### Entries taken from a collection
■ ■ ■ ■

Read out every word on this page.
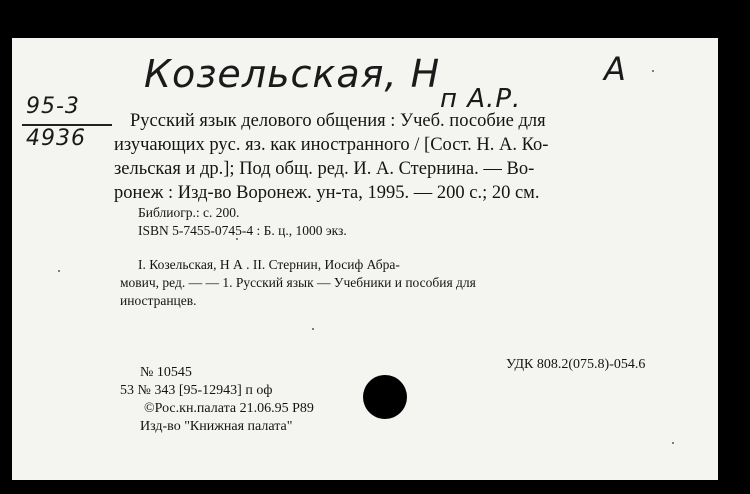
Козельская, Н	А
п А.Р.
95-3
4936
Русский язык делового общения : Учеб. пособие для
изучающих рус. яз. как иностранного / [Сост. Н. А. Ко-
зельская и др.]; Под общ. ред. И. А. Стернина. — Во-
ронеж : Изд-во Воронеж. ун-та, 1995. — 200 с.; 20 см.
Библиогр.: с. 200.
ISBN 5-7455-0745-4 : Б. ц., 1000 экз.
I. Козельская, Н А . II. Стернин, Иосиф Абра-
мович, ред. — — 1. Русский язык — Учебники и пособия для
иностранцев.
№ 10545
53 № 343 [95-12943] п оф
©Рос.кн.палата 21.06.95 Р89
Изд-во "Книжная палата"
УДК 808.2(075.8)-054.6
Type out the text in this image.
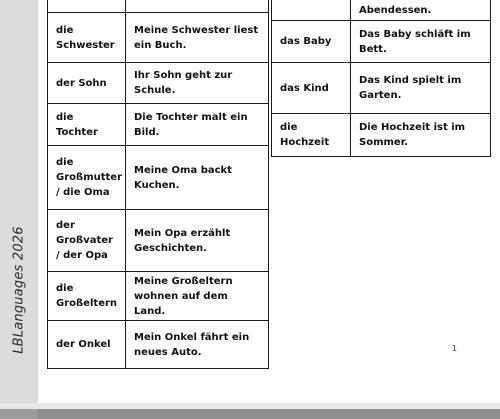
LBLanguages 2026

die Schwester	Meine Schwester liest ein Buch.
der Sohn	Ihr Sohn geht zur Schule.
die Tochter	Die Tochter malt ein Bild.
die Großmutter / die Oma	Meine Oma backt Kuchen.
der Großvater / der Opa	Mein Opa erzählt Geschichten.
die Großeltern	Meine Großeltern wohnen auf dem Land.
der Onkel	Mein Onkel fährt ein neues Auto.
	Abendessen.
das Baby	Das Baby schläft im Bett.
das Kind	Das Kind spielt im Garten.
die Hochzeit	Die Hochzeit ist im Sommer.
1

■ ■ ■ ■

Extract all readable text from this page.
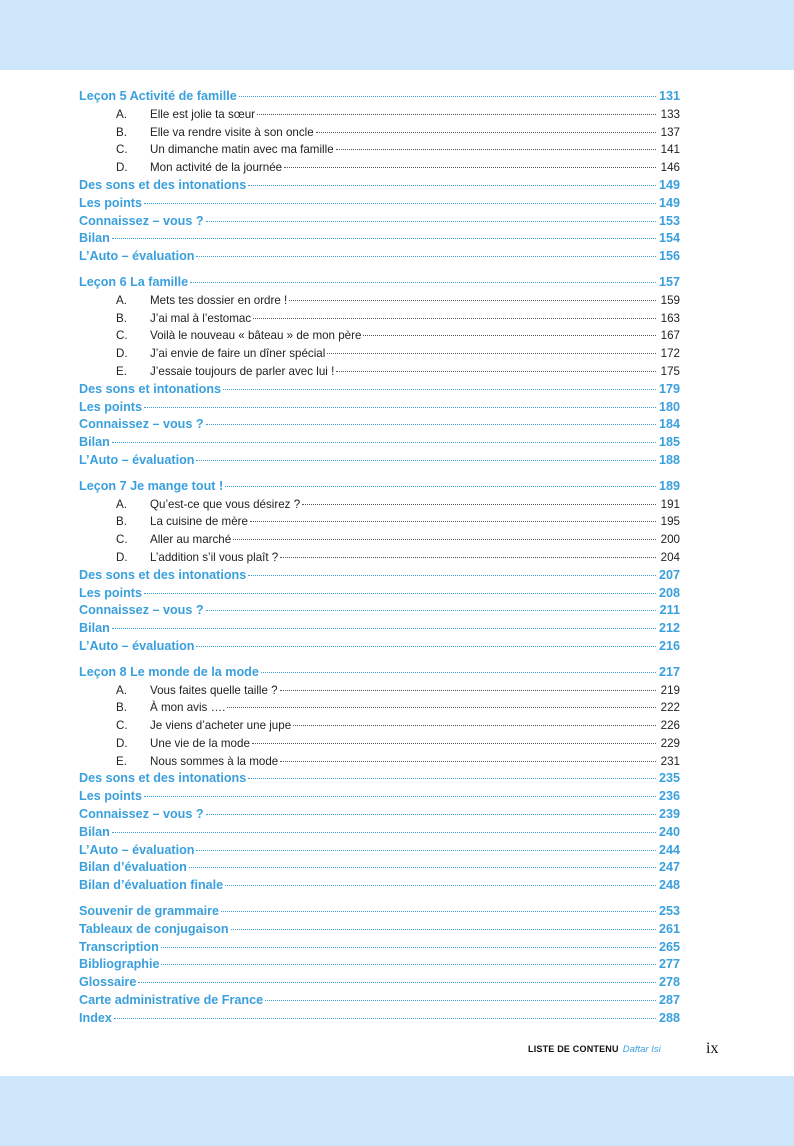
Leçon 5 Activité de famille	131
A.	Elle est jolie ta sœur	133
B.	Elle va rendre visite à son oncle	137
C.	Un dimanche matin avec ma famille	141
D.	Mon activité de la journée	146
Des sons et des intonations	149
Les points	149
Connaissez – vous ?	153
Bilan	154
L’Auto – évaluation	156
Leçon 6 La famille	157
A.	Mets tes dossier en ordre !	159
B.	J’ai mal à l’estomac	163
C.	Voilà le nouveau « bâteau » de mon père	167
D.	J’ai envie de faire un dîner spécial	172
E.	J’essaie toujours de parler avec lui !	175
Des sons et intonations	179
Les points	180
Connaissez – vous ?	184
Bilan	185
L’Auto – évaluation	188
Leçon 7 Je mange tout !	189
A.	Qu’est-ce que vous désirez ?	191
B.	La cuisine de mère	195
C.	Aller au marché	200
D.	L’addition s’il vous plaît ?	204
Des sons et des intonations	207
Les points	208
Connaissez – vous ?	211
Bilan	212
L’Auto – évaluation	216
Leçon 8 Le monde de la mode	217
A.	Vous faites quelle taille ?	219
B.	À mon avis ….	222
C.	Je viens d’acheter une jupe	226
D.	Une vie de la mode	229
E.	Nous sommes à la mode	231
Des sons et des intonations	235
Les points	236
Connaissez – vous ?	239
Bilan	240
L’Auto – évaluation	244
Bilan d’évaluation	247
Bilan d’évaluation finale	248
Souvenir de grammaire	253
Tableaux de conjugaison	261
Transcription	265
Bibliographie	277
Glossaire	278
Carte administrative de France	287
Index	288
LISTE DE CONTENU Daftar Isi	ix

■ ■ ■ ■

### EXERCISE TASK
Copy each line of the records that contains the word "points".

### EXERCISE OUTPUT
Les points	149
Les points	180
Les points	208
Les points	236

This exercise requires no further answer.